Source:

|---|

Afghanistan. The Graveyard of Empires.
By the end of this year, a new tombstone will be erected there, a monument to another world power who spilled the blood of her sons in an effort to subdue this wild country and failed.
Here Lies the Bones of The United States of America
The mightiest army to ever walk the earth.
Defeated by the willpower and persistence of tribal men fighting to preserve their way of life.
I was a senior in high school on September 11th, 2001. I watched the second plane hit the World Trade Center live on the news. The rest of the day was wasted as we waited for war. War that would define a generation of those who graduated into a changed world.
Twenty years later, I am watching the end of the war on the news as well. As U.S. military forces hastily withdraw from their fighting positions, Taliban forces are sweeping in, overwhelming their unfortunate compatriots who joined the losing side. It will be a bad day for those not killed in battle.
In the twenty years in between, over 2,300 U.S. military personnel went to Afghanistan and never returned home. More than 20,000 returned home wounded, including myself, while thousands more carry moral injuries that cannot be seen or felt. By the time it’s all over, close to 1 trillion dollars will have been spent in the campaign.
During the two deployments that I spent as an infantryman patrolling the southern province of Kandahar, there was never any sense of impending victory. We weren’t there to win: we were there to take our turn and hopefully come home in one piece.
There were small victories, of course. Insurgents killed and captured. Afghan soldiers trained in the art of war to someday defend their own country. Hearts and minds of citizens won through some humanitarian effort that we told them was the work of democracy. Democracy. See how good it feels?

|---|

Records supplied:
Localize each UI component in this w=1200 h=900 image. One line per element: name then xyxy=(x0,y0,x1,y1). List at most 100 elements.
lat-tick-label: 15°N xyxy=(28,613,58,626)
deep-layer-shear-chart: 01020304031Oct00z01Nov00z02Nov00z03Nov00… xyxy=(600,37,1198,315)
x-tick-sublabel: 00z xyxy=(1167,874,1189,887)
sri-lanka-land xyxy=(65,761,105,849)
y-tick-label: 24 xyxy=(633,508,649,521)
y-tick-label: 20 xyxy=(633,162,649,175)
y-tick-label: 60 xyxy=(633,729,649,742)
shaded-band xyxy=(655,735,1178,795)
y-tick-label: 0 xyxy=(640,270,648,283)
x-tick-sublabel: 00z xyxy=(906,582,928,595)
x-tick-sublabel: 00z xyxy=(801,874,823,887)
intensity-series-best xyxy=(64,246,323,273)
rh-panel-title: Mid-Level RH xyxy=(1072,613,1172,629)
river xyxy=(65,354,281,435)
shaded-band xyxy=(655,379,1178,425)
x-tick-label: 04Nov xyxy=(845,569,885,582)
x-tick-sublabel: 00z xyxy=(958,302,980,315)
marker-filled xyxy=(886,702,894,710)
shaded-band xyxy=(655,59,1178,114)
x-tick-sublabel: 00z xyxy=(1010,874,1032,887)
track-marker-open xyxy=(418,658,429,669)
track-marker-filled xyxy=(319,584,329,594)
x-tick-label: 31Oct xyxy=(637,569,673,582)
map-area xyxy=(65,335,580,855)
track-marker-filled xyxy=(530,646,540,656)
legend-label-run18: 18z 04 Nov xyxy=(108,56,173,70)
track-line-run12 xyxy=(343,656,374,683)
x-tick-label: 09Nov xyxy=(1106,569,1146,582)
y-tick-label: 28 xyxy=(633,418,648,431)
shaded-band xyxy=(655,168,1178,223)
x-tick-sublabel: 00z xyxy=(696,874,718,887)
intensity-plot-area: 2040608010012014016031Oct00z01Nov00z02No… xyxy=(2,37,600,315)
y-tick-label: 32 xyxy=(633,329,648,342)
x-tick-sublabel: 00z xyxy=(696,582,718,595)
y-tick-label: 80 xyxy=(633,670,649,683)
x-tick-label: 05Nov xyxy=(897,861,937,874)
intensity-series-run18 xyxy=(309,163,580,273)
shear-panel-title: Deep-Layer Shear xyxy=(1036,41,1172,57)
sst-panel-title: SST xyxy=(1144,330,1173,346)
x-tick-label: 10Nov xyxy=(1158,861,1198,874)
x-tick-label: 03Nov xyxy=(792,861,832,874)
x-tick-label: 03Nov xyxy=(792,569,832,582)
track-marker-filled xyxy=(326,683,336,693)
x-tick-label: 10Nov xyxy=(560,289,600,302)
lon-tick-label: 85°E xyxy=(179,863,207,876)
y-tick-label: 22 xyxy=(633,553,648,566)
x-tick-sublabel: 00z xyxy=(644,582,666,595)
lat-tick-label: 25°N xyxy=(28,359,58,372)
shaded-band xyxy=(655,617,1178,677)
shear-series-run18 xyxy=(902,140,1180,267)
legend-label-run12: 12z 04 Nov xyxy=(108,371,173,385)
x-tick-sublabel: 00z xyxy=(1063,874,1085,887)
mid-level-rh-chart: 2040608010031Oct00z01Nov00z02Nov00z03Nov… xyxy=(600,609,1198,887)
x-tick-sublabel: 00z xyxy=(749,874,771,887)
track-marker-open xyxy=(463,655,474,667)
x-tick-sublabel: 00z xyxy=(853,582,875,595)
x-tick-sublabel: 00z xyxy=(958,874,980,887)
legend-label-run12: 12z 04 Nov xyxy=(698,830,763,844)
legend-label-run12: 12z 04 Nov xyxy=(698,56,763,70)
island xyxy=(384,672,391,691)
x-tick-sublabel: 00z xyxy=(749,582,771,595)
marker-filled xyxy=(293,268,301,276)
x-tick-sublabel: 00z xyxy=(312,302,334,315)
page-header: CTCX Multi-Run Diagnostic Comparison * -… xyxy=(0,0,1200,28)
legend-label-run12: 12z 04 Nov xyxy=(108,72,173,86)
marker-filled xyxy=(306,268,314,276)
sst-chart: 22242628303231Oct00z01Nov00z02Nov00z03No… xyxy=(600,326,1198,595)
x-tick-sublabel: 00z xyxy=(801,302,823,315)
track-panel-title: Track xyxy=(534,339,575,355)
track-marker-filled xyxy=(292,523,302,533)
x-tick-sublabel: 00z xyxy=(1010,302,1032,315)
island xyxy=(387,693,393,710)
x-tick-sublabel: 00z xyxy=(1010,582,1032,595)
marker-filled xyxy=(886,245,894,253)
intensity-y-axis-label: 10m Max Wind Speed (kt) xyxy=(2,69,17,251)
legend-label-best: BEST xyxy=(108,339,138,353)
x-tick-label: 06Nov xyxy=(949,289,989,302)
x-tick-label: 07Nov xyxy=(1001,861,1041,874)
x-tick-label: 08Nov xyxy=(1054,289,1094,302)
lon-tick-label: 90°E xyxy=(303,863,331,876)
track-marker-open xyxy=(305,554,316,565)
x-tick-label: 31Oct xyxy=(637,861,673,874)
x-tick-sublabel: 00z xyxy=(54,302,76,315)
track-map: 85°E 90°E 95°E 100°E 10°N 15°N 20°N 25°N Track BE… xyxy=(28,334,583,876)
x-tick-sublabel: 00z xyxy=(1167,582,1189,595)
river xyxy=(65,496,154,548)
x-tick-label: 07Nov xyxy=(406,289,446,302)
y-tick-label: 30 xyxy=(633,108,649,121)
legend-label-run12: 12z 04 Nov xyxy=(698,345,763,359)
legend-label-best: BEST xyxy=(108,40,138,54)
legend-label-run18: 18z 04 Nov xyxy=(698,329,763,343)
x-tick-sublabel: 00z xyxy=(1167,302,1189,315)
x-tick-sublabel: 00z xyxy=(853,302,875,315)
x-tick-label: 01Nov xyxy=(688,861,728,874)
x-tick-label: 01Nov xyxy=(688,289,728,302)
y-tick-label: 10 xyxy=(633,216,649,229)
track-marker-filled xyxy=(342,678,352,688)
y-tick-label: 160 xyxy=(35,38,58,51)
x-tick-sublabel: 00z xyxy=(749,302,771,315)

|---|

Given request 1:
Revise the passage of the Afghanistan essay starting with "Afghanistan. The Graveyard" and going on through "walk the earth.", putting "gravestone" in place of "tombstone".
Given request 2:
Pick up the essay on the war in Afghanistan after its last sentence and carry it forward.

Expected output 1:
Afghanistan. The Graveyard of Empires.
By the end of this year, a new gravestone will be erected there, a monument to another world power who spilled the blood of her sons in an effort to subdue this wild country and failed.
Here Lies the Bones of The United States of America
The mightiest army to ever walk the earth.

Expected output 2:
My best memory of my time spent there was in the early summer of 2010. At the northern edge of the volatile Arghandab district there was an empty school that sat on a ridge overlooking a village called Khvajeh Molk. Every time my platoon passed through the village, dozens of young boys would flock to our patrol, asking for candy or pens to write with. Some of these boys reminded me of my own son, who was three at the time, and safely back at home with his mother. He spent his days watching cartoons and learning his ABCs, while they spent their time playing in dirt streets and dodging the IEDs that lined the paths of pomegranate orchards.
Wanting to make some meaningful difference in their lives, we requested funding to reopen the school. After paying a few men from the village to clean out the inside of the building and several more to put a fresh coat of white paint on the outside, we held an opening day celebration a few weeks later. With the Arghandab district governor and some other local officials looking on, my soldiers passed out backpacks filled with school supplies to fifty or so elementary age boys with beaming smiles on their faces. School was back in session.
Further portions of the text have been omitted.